• _Problem statement_
Write out each entry again. Keep every word exactly as it is.

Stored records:

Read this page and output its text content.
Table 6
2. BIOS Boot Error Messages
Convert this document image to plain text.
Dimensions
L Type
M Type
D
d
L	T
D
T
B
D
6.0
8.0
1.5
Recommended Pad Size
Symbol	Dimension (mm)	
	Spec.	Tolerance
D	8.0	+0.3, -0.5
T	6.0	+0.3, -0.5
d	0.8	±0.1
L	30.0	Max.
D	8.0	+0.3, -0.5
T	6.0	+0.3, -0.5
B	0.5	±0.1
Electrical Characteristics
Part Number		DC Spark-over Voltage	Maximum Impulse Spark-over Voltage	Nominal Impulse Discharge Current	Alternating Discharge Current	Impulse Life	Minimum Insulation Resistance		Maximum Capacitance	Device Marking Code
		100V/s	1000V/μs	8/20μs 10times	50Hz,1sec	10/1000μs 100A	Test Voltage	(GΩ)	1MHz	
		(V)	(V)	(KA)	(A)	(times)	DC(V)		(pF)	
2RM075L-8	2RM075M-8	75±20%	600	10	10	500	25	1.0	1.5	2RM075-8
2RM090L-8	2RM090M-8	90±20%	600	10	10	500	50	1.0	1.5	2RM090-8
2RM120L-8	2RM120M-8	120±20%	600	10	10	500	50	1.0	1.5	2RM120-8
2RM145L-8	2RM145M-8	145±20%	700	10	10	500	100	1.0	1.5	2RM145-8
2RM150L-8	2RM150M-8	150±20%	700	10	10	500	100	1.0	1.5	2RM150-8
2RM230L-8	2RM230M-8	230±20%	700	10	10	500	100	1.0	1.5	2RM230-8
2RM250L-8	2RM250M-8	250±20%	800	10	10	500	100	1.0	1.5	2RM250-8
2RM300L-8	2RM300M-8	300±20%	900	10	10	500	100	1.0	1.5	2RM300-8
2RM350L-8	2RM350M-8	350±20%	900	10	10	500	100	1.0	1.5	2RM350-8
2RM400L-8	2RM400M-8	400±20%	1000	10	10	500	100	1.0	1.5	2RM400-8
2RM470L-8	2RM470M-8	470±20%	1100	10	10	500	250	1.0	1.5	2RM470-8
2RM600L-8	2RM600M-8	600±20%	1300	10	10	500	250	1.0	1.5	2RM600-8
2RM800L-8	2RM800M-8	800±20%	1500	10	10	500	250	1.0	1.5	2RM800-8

• _Task result_
Read this page and output its text content.
Table 6
2. BIOS Boot Error Messages
Convert this document image to plain text.
Dimensions
L Type
M Type
D
d
L	T
D
T
B
D
6.0
8.0
1.5
Recommended Pad Size
Symbol	Dimension (mm)	
	Spec.	Tolerance
D	8.0	+0.3, -0.5
T	6.0	+0.3, -0.5
d	0.8	±0.1
L	30.0	Max.
D	8.0	+0.3, -0.5
T	6.0	+0.3, -0.5
B	0.5	±0.1
Electrical Characteristics
Part Number		DC Spark-over Voltage	Maximum Impulse Spark-over Voltage	Nominal Impulse Discharge Current	Alternating Discharge Current	Impulse Life	Minimum Insulation Resistance		Maximum Capacitance	Device Marking Code
		100V/s	1000V/μs	8/20μs 10times	50Hz,1sec	10/1000μs 100A	Test Voltage	(GΩ)	1MHz	
		(V)	(V)	(KA)	(A)	(times)	DC(V)		(pF)	
2RM075L-8	2RM075M-8	75±20%	600	10	10	500	25	1.0	1.5	2RM075-8
2RM090L-8	2RM090M-8	90±20%	600	10	10	500	50	1.0	1.5	2RM090-8
2RM120L-8	2RM120M-8	120±20%	600	10	10	500	50	1.0	1.5	2RM120-8
2RM145L-8	2RM145M-8	145±20%	700	10	10	500	100	1.0	1.5	2RM145-8
2RM150L-8	2RM150M-8	150±20%	700	10	10	500	100	1.0	1.5	2RM150-8
2RM230L-8	2RM230M-8	230±20%	700	10	10	500	100	1.0	1.5	2RM230-8
2RM250L-8	2RM250M-8	250±20%	800	10	10	500	100	1.0	1.5	2RM250-8
2RM300L-8	2RM300M-8	300±20%	900	10	10	500	100	1.0	1.5	2RM300-8
2RM350L-8	2RM350M-8	350±20%	900	10	10	500	100	1.0	1.5	2RM350-8
2RM400L-8	2RM400M-8	400±20%	1000	10	10	500	100	1.0	1.5	2RM400-8
2RM470L-8	2RM470M-8	470±20%	1100	10	10	500	250	1.0	1.5	2RM470-8
2RM600L-8	2RM600M-8	600±20%	1300	10	10	500	250	1.0	1.5	2RM600-8
2RM800L-8	2RM800M-8	800±20%	1500	10	10	500	250	1.0	1.5	2RM800-8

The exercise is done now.